_DIRECTIONS FOR THIS TASK_. Write out all of the data without omission, exactly as shown.

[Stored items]

- - - -

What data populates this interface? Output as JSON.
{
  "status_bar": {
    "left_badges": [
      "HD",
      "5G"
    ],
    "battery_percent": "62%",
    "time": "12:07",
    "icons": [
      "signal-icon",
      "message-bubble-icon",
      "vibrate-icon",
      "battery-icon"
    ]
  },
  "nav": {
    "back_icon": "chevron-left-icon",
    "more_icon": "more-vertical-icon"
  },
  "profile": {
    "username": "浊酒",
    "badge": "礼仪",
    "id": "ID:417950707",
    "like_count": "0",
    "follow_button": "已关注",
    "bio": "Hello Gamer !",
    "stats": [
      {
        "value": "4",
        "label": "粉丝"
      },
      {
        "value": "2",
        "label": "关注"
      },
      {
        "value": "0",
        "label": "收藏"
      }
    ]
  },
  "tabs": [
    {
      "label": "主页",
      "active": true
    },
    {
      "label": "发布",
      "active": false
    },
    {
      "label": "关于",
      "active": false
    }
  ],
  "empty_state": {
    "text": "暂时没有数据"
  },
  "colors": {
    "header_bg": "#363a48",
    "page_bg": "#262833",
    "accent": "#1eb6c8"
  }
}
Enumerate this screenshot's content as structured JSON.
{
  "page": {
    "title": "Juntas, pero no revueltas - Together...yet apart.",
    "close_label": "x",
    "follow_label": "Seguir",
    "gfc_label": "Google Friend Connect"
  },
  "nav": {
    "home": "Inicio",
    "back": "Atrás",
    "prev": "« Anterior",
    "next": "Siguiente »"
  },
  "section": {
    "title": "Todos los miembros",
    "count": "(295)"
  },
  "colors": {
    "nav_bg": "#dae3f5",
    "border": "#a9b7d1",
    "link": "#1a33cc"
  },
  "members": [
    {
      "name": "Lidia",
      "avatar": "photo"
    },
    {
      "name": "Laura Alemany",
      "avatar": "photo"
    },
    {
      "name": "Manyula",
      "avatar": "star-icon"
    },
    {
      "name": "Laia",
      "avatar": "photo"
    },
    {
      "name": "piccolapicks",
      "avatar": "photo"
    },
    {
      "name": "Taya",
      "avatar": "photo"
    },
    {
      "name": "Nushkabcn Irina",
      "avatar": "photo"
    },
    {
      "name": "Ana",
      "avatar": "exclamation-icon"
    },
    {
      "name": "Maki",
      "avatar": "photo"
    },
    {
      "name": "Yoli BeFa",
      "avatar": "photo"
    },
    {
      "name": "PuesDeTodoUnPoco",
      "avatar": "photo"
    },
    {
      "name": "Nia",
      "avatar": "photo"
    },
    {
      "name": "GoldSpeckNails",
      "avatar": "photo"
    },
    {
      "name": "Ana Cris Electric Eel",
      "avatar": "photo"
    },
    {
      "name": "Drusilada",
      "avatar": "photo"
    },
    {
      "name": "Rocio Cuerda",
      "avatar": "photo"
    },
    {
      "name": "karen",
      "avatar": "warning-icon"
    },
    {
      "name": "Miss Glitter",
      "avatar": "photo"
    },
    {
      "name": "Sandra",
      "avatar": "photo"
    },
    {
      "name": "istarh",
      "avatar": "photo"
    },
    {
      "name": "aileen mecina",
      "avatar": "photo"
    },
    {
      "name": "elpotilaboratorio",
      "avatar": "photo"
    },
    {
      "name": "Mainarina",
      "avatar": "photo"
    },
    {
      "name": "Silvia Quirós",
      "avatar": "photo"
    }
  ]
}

- - - -

_SOLUTION TO THE PROBLEM_.
What data populates this interface? Output as JSON.
{
  "status_bar": {
    "left_badges": [
      "HD",
      "5G"
    ],
    "battery_percent": "62%",
    "time": "12:07",
    "icons": [
      "signal-icon",
      "message-bubble-icon",
      "vibrate-icon",
      "battery-icon"
    ]
  },
  "nav": {
    "back_icon": "chevron-left-icon",
    "more_icon": "more-vertical-icon"
  },
  "profile": {
    "username": "浊酒",
    "badge": "礼仪",
    "id": "ID:417950707",
    "like_count": "0",
    "follow_button": "已关注",
    "bio": "Hello Gamer !",
    "stats": [
      {
        "value": "4",
        "label": "粉丝"
      },
      {
        "value": "2",
        "label": "关注"
      },
      {
        "value": "0",
        "label": "收藏"
      }
    ]
  },
  "tabs": [
    {
      "label": "主页",
      "active": true
    },
    {
      "label": "发布",
      "active": false
    },
    {
      "label": "关于",
      "active": false
    }
  ],
  "empty_state": {
    "text": "暂时没有数据"
  },
  "colors": {
    "header_bg": "#363a48",
    "page_bg": "#262833",
    "accent": "#1eb6c8"
  }
}
Enumerate this screenshot's content as structured JSON.
{
  "page": {
    "title": "Juntas, pero no revueltas - Together...yet apart.",
    "close_label": "x",
    "follow_label": "Seguir",
    "gfc_label": "Google Friend Connect"
  },
  "nav": {
    "home": "Inicio",
    "back": "Atrás",
    "prev": "« Anterior",
    "next": "Siguiente »"
  },
  "section": {
    "title": "Todos los miembros",
    "count": "(295)"
  },
  "colors": {
    "nav_bg": "#dae3f5",
    "border": "#a9b7d1",
    "link": "#1a33cc"
  },
  "members": [
    {
      "name": "Lidia",
      "avatar": "photo"
    },
    {
      "name": "Laura Alemany",
      "avatar": "photo"
    },
    {
      "name": "Manyula",
      "avatar": "star-icon"
    },
    {
      "name": "Laia",
      "avatar": "photo"
    },
    {
      "name": "piccolapicks",
      "avatar": "photo"
    },
    {
      "name": "Taya",
      "avatar": "photo"
    },
    {
      "name": "Nushkabcn Irina",
      "avatar": "photo"
    },
    {
      "name": "Ana",
      "avatar": "exclamation-icon"
    },
    {
      "name": "Maki",
      "avatar": "photo"
    },
    {
      "name": "Yoli BeFa",
      "avatar": "photo"
    },
    {
      "name": "PuesDeTodoUnPoco",
      "avatar": "photo"
    },
    {
      "name": "Nia",
      "avatar": "photo"
    },
    {
      "name": "GoldSpeckNails",
      "avatar": "photo"
    },
    {
      "name": "Ana Cris Electric Eel",
      "avatar": "photo"
    },
    {
      "name": "Drusilada",
      "avatar": "photo"
    },
    {
      "name": "Rocio Cuerda",
      "avatar": "photo"
    },
    {
      "name": "karen",
      "avatar": "warning-icon"
    },
    {
      "name": "Miss Glitter",
      "avatar": "photo"
    },
    {
      "name": "Sandra",
      "avatar": "photo"
    },
    {
      "name": "istarh",
      "avatar": "photo"
    },
    {
      "name": "aileen mecina",
      "avatar": "photo"
    },
    {
      "name": "elpotilaboratorio",
      "avatar": "photo"
    },
    {
      "name": "Mainarina",
      "avatar": "photo"
    },
    {
      "name": "Silvia Quirós",
      "avatar": "photo"
    }
  ]
}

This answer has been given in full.